▶ _GIVEN REQUEST_
Below are the records; collect from them each line containing the string "JSON".

Chart and figure data:

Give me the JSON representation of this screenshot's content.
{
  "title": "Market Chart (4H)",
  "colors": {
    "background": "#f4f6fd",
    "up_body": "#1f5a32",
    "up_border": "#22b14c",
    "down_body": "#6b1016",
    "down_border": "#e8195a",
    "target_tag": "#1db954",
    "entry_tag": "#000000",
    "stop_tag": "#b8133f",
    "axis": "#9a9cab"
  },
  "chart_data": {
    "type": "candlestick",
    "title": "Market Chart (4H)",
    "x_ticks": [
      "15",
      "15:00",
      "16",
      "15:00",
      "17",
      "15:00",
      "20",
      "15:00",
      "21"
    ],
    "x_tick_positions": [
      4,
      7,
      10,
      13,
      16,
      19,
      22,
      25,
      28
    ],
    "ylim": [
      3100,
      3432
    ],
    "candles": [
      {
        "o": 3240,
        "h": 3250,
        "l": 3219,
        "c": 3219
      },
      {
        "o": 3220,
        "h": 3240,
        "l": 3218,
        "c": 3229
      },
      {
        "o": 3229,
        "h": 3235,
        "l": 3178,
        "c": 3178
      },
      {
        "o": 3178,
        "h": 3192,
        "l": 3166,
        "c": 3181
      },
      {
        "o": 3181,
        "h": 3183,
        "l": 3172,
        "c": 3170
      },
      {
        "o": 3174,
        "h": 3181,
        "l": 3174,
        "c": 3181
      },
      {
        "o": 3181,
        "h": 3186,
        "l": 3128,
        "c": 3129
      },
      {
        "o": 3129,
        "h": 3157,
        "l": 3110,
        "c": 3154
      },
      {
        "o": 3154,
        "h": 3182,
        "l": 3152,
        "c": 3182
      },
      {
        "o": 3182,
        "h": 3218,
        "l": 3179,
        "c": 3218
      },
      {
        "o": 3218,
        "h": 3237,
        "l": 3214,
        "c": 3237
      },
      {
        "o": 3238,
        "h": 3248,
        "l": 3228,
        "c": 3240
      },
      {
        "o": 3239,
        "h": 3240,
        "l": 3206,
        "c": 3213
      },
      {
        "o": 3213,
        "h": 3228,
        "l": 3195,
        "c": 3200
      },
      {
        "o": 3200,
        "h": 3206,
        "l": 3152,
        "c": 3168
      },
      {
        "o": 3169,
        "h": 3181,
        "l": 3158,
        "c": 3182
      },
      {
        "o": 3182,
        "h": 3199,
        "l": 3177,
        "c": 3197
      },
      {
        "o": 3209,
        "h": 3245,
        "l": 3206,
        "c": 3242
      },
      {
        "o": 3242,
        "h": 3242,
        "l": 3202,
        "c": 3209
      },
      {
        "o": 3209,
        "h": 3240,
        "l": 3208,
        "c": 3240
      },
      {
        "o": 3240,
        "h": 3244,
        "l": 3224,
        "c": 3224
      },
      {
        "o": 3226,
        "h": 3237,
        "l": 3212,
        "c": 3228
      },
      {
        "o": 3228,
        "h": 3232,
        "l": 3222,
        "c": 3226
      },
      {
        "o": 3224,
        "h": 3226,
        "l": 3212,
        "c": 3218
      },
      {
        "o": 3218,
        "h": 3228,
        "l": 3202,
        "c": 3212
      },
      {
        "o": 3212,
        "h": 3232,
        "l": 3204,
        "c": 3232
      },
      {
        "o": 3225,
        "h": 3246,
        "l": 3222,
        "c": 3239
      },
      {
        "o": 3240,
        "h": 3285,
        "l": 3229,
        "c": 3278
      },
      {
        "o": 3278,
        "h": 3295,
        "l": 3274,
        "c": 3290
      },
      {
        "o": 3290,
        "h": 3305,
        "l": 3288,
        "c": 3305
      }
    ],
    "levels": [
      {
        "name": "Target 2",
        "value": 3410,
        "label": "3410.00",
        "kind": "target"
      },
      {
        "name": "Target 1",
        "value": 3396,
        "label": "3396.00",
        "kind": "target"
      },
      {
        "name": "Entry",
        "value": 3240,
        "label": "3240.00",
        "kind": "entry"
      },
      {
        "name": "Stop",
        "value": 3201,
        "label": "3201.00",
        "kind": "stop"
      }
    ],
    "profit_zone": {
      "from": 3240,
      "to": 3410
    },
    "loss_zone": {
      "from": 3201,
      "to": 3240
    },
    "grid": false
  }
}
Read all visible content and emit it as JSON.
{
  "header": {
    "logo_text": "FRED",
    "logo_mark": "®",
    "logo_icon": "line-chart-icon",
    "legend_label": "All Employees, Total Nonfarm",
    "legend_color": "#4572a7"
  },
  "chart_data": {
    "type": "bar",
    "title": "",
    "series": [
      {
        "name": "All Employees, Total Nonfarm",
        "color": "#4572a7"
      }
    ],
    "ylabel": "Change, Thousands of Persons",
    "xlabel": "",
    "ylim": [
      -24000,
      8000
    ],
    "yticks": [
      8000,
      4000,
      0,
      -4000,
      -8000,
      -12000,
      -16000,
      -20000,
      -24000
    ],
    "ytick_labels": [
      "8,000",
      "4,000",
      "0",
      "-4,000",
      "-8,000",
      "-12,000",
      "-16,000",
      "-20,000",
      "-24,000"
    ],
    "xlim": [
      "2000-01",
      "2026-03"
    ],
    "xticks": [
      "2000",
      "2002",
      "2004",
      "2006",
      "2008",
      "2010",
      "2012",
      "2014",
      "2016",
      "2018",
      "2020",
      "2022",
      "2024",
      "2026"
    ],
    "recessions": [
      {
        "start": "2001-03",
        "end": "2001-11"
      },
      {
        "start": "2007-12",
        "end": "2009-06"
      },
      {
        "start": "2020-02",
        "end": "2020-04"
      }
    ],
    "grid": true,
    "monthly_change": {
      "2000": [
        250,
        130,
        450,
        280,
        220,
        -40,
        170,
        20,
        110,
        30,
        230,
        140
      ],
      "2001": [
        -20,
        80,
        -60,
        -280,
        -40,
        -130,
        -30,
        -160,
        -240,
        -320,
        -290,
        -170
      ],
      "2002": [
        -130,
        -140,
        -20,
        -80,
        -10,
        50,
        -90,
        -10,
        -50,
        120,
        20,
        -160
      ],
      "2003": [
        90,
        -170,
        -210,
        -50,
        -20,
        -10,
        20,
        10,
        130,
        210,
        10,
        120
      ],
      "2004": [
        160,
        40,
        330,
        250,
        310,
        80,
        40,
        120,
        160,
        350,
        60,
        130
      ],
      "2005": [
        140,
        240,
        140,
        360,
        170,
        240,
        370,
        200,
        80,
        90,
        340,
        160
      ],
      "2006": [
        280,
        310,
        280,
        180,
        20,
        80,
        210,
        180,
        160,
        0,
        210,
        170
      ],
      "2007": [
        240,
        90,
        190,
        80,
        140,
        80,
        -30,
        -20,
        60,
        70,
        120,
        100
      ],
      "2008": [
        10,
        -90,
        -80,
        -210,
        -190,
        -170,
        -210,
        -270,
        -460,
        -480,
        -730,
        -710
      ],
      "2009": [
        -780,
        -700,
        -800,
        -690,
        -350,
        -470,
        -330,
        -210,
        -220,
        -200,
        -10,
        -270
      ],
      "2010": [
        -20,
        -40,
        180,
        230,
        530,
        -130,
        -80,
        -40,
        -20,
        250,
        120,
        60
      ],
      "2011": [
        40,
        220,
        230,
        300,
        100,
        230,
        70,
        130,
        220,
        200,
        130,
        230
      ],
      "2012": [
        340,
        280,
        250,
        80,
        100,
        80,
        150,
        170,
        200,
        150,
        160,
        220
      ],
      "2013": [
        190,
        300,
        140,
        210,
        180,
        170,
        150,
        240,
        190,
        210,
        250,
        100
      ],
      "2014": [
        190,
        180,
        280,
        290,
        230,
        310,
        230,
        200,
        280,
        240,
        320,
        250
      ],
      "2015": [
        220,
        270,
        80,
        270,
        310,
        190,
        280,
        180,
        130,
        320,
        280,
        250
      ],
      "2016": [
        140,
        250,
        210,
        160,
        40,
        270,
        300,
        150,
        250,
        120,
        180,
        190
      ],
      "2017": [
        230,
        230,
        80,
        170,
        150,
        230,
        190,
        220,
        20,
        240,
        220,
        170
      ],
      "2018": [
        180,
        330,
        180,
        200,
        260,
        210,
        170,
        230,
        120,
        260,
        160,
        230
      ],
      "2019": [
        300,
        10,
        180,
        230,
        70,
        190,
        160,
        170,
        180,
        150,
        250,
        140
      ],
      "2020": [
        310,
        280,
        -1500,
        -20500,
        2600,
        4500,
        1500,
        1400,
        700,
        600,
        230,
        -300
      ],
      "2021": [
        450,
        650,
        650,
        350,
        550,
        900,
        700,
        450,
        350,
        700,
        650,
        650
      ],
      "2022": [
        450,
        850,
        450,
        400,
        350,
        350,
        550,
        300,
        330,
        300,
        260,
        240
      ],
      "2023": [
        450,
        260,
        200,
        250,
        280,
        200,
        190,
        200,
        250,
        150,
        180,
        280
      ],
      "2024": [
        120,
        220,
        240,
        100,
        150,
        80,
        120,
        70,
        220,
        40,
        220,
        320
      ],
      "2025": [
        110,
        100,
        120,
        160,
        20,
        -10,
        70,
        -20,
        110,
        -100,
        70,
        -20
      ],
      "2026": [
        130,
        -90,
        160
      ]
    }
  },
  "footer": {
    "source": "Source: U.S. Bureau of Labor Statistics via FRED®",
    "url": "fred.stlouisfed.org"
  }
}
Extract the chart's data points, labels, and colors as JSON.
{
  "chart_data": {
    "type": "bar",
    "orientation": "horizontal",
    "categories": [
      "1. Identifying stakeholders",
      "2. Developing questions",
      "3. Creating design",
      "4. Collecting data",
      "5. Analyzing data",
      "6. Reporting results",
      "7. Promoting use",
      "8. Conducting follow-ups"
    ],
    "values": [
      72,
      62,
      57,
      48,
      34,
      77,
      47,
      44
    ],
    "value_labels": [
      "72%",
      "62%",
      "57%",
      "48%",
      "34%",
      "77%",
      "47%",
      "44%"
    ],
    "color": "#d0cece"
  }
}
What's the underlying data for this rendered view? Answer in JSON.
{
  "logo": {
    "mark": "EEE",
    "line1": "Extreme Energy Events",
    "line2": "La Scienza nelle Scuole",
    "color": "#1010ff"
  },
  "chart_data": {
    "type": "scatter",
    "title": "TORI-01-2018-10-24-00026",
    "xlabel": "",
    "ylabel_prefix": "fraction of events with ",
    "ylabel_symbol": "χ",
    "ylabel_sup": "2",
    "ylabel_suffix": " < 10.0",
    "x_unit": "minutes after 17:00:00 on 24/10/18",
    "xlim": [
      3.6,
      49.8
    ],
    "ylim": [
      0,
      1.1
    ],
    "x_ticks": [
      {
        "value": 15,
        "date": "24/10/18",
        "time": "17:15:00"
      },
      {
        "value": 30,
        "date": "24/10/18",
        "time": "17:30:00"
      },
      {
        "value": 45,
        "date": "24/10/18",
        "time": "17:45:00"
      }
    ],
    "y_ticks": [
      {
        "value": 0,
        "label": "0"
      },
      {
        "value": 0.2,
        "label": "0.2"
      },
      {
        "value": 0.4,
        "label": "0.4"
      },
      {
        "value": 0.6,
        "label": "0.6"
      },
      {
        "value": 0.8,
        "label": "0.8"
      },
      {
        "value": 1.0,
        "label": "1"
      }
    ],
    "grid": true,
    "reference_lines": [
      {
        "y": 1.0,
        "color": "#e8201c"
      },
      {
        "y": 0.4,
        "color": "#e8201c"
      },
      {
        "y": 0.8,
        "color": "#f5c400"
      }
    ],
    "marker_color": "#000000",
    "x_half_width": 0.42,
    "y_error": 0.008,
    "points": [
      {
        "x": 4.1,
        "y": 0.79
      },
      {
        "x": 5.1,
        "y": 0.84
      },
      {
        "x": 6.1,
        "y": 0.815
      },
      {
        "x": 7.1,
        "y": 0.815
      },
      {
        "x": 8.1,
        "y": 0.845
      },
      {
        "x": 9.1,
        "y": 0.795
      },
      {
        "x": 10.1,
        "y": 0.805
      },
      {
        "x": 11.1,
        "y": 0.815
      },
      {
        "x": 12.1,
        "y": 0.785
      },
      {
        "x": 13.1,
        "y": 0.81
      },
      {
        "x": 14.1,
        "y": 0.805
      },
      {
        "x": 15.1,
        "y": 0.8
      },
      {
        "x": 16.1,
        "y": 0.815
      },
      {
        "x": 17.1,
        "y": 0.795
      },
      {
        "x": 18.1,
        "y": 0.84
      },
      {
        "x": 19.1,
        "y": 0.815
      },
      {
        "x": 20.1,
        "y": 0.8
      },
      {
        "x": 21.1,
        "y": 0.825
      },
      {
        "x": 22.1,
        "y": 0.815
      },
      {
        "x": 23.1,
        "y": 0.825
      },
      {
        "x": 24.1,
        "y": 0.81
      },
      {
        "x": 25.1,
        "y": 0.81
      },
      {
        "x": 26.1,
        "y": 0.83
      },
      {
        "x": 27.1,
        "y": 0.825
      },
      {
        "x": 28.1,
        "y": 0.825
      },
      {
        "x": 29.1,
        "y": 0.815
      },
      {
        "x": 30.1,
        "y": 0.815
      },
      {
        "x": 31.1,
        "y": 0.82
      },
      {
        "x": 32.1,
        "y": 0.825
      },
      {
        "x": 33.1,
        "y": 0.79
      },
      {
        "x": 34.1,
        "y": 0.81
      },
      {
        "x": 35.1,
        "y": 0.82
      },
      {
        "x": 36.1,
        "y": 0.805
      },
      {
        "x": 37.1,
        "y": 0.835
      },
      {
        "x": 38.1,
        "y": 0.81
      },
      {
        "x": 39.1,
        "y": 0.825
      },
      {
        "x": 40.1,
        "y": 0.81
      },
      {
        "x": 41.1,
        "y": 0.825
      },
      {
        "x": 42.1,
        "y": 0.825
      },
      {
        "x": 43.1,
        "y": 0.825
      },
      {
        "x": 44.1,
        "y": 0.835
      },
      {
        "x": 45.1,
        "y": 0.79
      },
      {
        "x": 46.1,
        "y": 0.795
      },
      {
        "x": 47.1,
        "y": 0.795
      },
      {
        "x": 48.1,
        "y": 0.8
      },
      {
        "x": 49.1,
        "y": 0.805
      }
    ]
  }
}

▶ _RESULT_
Give me the JSON representation of this screenshot's content.
Read all visible content and emit it as JSON.
Extract the chart's data points, labels, and colors as JSON.
What's the underlying data for this rendered view? Answer in JSON.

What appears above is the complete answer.